__Written exercise__. What you return should match every record exactly, with the images removed.
---- Rows
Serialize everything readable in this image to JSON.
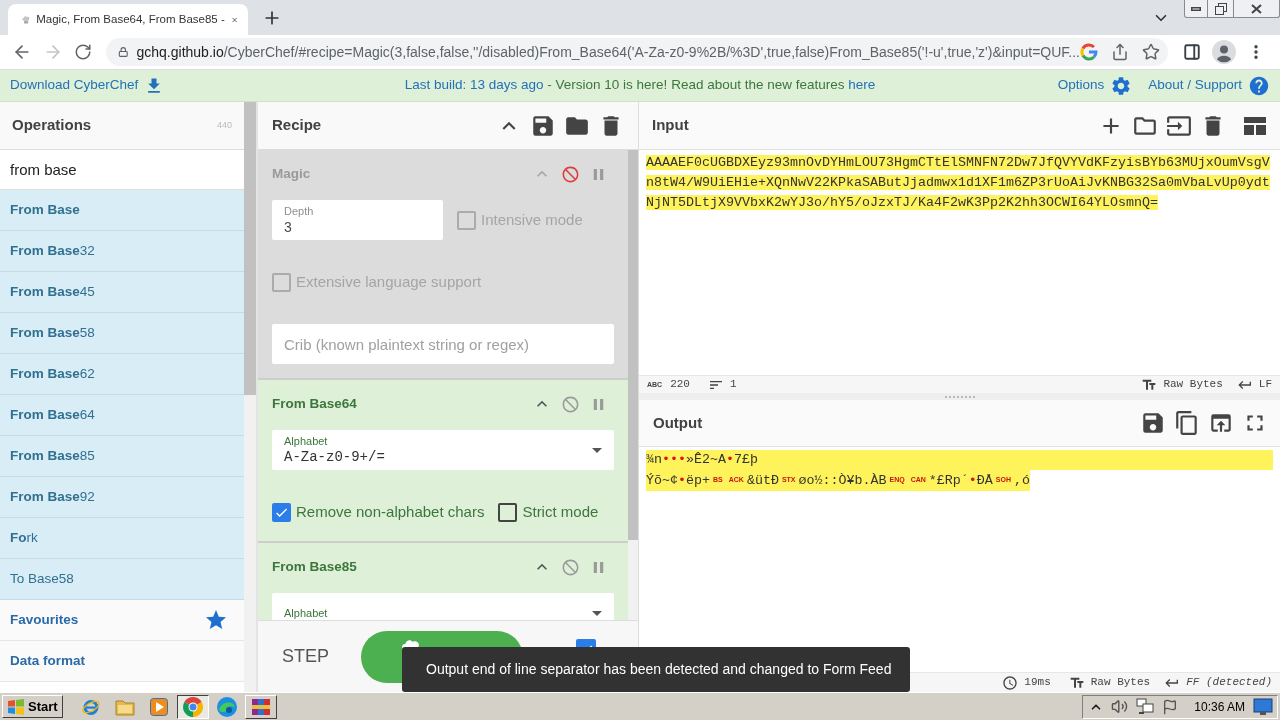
{
  "browser": {
    "tab": {
      "title": "Magic, From Base64, From Base85 -"
    },
    "address": {
      "host": "gchq.github.io",
      "rest": "/CyberChef/#recipe=Magic(3,false,false,''/disabled)From_Base64('A-Za-z0-9%2B/%3D',true,false)From_Base85('!-u',true,'z')&input=QUF..."
    }
  },
  "banner": {
    "download": "Download CyberChef",
    "notice": [
      {
        "kind": "link",
        "text": "Last build: 13 days ago"
      },
      {
        "kind": "text",
        "text": "- Version 10 is here! Read about the new features"
      },
      {
        "kind": "link",
        "text": "here"
      }
    ],
    "options": "Options",
    "about": "About / Support"
  },
  "operations": {
    "title": "Operations",
    "count": "440",
    "search": {
      "value": "from base"
    },
    "items": [
      {
        "label": "From Base",
        "bold": true
      },
      {
        "label": "**From Base**32",
        "bold": false
      },
      {
        "label": "**From Base**45",
        "bold": false
      },
      {
        "label": "**From Base**58",
        "bold": false
      },
      {
        "label": "**From Base**62",
        "bold": false
      },
      {
        "label": "**From Base**64",
        "bold": false
      },
      {
        "label": "**From Base**85",
        "bold": false
      },
      {
        "label": "**From Base**92",
        "bold": false
      },
      {
        "label": "**Fo**rk",
        "bold": false
      },
      {
        "label": "To Base58",
        "bold": false
      }
    ],
    "categories": [
      {
        "kind": "favourites",
        "label": "Favourites"
      },
      {
        "kind": "category",
        "label": "Data format"
      }
    ]
  },
  "recipe": {
    "title": "Recipe",
    "operations": [
      {
        "name": "Magic",
        "disabled": true,
        "args": [
          {
            "kind": "number",
            "label": "Depth",
            "value": "3"
          },
          {
            "kind": "checkbox",
            "label": "Intensive mode",
            "checked": false
          },
          {
            "kind": "checkbox",
            "label": "Extensive language support",
            "checked": false
          },
          {
            "kind": "text",
            "placeholder": "Crib (known plaintext string or regex)"
          }
        ]
      },
      {
        "name": "From Base64",
        "disabled": false,
        "args": [
          {
            "kind": "select",
            "label": "Alphabet",
            "value": "A-Za-z0-9+/="
          },
          {
            "kind": "checkbox",
            "label": "Remove non-alphabet chars",
            "checked": true
          },
          {
            "kind": "checkbox",
            "label": "Strict mode",
            "checked": false
          }
        ]
      },
      {
        "name": "From Base85",
        "disabled": false,
        "args": [
          {
            "kind": "select",
            "label": "Alphabet"
          }
        ]
      }
    ],
    "step": "STEP",
    "auto_bake": {
      "checked": true
    }
  },
  "input": {
    "title": "Input",
    "text": "AAAAEF0cUGBDXEyz93mnOvDYHmLOU73HgmCTtElSMNFN72Dw7JfQVYVdKFzyisBYb63MUjxOumVsgVn8tW4/W9UiEHie+XQnNwV22KPkaSAButJjadmwx1d1XF1m6ZP3rUoAiJvKNBG32Sa0mVbaLvUp0ydtNjNT5DLtjX9VVbxK2wYJ3o/hY5/oJzxTJ/Ka4F2wK3Pp2K2hh3OCWI64YLOsmnQ=",
    "length_symbol": "ABC",
    "length": "220",
    "lines": "1",
    "format": "Raw Bytes",
    "eol": "LF"
  },
  "output": {
    "title": "Output",
    "lines": [
      {
        "segments": [
          {
            "kind": "text",
            "text": "¾n"
          },
          {
            "kind": "symbol",
            "text": "•••"
          },
          {
            "kind": "text",
            "text": "»Ê2~A"
          },
          {
            "kind": "symbol",
            "text": "•"
          },
          {
            "kind": "text",
            "text": "7£þ"
          }
        ]
      },
      {
        "segments": [
          {
            "kind": "text",
            "text": "Ýõ~¢"
          },
          {
            "kind": "symbol",
            "text": "•"
          },
          {
            "kind": "text",
            "text": "ëp+"
          },
          {
            "kind": "control",
            "text": "BS"
          },
          {
            "kind": "control",
            "text": "ACK"
          },
          {
            "kind": "text",
            "text": "&ütÐ"
          },
          {
            "kind": "control",
            "text": "STX"
          },
          {
            "kind": "text",
            "text": "øo½::Ò¥b.ÀB"
          },
          {
            "kind": "control",
            "text": "ENQ"
          },
          {
            "kind": "control",
            "text": "CAN"
          },
          {
            "kind": "text",
            "text": "*£Rp´"
          },
          {
            "kind": "symbol",
            "text": "•"
          },
          {
            "kind": "text",
            "text": "ÐÅ"
          },
          {
            "kind": "control",
            "text": "SOH"
          },
          {
            "kind": "text",
            "text": ",ó"
          }
        ]
      }
    ],
    "time": "19ms",
    "format": "Raw Bytes",
    "eol": "FF (detected)"
  },
  "toast": {
    "message": "Output end of line separator has been detected and changed to Form Feed"
  },
  "taskbar": {
    "start": "Start",
    "icons": [
      {
        "kind": "explorer",
        "open": false,
        "selected": false
      },
      {
        "kind": "folder",
        "open": false,
        "selected": false
      },
      {
        "kind": "player",
        "open": false,
        "selected": false
      },
      {
        "kind": "chrome",
        "open": true,
        "selected": true
      },
      {
        "kind": "edge",
        "open": false,
        "selected": false
      },
      {
        "kind": "archiver",
        "open": true,
        "selected": false
      }
    ],
    "clock": "10:36 AM"
  }
}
--------
__Response to the task__.
Serialize everything readable in this image to JSON.
{
  "browser": {
    "tab": {
      "title": "Magic, From Base64, From Base85 -"
    },
    "address": {
      "host": "gchq.github.io",
      "rest": "/CyberChef/#recipe=Magic(3,false,false,''/disabled)From_Base64('A-Za-z0-9%2B/%3D',true,false)From_Base85('!-u',true,'z')&input=QUF..."
    }
  },
  "banner": {
    "download": "Download CyberChef",
    "notice": [
      {
        "kind": "link",
        "text": "Last build: 13 days ago"
      },
      {
        "kind": "text",
        "text": "- Version 10 is here! Read about the new features"
      },
      {
        "kind": "link",
        "text": "here"
      }
    ],
    "options": "Options",
    "about": "About / Support"
  },
  "operations": {
    "title": "Operations",
    "count": "440",
    "search": {
      "value": "from base"
    },
    "items": [
      {
        "label": "From Base",
        "bold": true
      },
      {
        "label": "**From Base**32",
        "bold": false
      },
      {
        "label": "**From Base**45",
        "bold": false
      },
      {
        "label": "**From Base**58",
        "bold": false
      },
      {
        "label": "**From Base**62",
        "bold": false
      },
      {
        "label": "**From Base**64",
        "bold": false
      },
      {
        "label": "**From Base**85",
        "bold": false
      },
      {
        "label": "**From Base**92",
        "bold": false
      },
      {
        "label": "**Fo**rk",
        "bold": false
      },
      {
        "label": "To Base58",
        "bold": false
      }
    ],
    "categories": [
      {
        "kind": "favourites",
        "label": "Favourites"
      },
      {
        "kind": "category",
        "label": "Data format"
      }
    ]
  },
  "recipe": {
    "title": "Recipe",
    "operations": [
      {
        "name": "Magic",
        "disabled": true,
        "args": [
          {
            "kind": "number",
            "label": "Depth",
            "value": "3"
          },
          {
            "kind": "checkbox",
            "label": "Intensive mode",
            "checked": false
          },
          {
            "kind": "checkbox",
            "label": "Extensive language support",
            "checked": false
          },
          {
            "kind": "text",
            "placeholder": "Crib (known plaintext string or regex)"
          }
        ]
      },
      {
        "name": "From Base64",
        "disabled": false,
        "args": [
          {
            "kind": "select",
            "label": "Alphabet",
            "value": "A-Za-z0-9+/="
          },
          {
            "kind": "checkbox",
            "label": "Remove non-alphabet chars",
            "checked": true
          },
          {
            "kind": "checkbox",
            "label": "Strict mode",
            "checked": false
          }
        ]
      },
      {
        "name": "From Base85",
        "disabled": false,
        "args": [
          {
            "kind": "select",
            "label": "Alphabet"
          }
        ]
      }
    ],
    "step": "STEP",
    "auto_bake": {
      "checked": true
    }
  },
  "input": {
    "title": "Input",
    "text": "AAAAEF0cUGBDXEyz93mnOvDYHmLOU73HgmCTtElSMNFN72Dw7JfQVYVdKFzyisBYb63MUjxOumVsgVn8tW4/W9UiEHie+XQnNwV22KPkaSAButJjadmwx1d1XF1m6ZP3rUoAiJvKNBG32Sa0mVbaLvUp0ydtNjNT5DLtjX9VVbxK2wYJ3o/hY5/oJzxTJ/Ka4F2wK3Pp2K2hh3OCWI64YLOsmnQ=",
    "length_symbol": "ABC",
    "length": "220",
    "lines": "1",
    "format": "Raw Bytes",
    "eol": "LF"
  },
  "output": {
    "title": "Output",
    "lines": [
      {
        "segments": [
          {
            "kind": "text",
            "text": "¾n"
          },
          {
            "kind": "symbol",
            "text": "•••"
          },
          {
            "kind": "text",
            "text": "»Ê2~A"
          },
          {
            "kind": "symbol",
            "text": "•"
          },
          {
            "kind": "text",
            "text": "7£þ"
          }
        ]
      },
      {
        "segments": [
          {
            "kind": "text",
            "text": "Ýõ~¢"
          },
          {
            "kind": "symbol",
            "text": "•"
          },
          {
            "kind": "text",
            "text": "ëp+"
          },
          {
            "kind": "control",
            "text": "BS"
          },
          {
            "kind": "control",
            "text": "ACK"
          },
          {
            "kind": "text",
            "text": "&ütÐ"
          },
          {
            "kind": "control",
            "text": "STX"
          },
          {
            "kind": "text",
            "text": "øo½::Ò¥b.ÀB"
          },
          {
            "kind": "control",
            "text": "ENQ"
          },
          {
            "kind": "control",
            "text": "CAN"
          },
          {
            "kind": "text",
            "text": "*£Rp´"
          },
          {
            "kind": "symbol",
            "text": "•"
          },
          {
            "kind": "text",
            "text": "ÐÅ"
          },
          {
            "kind": "control",
            "text": "SOH"
          },
          {
            "kind": "text",
            "text": ",ó"
          }
        ]
      }
    ],
    "time": "19ms",
    "format": "Raw Bytes",
    "eol": "FF (detected)"
  },
  "toast": {
    "message": "Output end of line separator has been detected and changed to Form Feed"
  },
  "taskbar": {
    "start": "Start",
    "icons": [
      {
        "kind": "explorer",
        "open": false,
        "selected": false
      },
      {
        "kind": "folder",
        "open": false,
        "selected": false
      },
      {
        "kind": "player",
        "open": false,
        "selected": false
      },
      {
        "kind": "chrome",
        "open": true,
        "selected": true
      },
      {
        "kind": "edge",
        "open": false,
        "selected": false
      },
      {
        "kind": "archiver",
        "open": true,
        "selected": false
      }
    ],
    "clock": "10:36 AM"
  }
}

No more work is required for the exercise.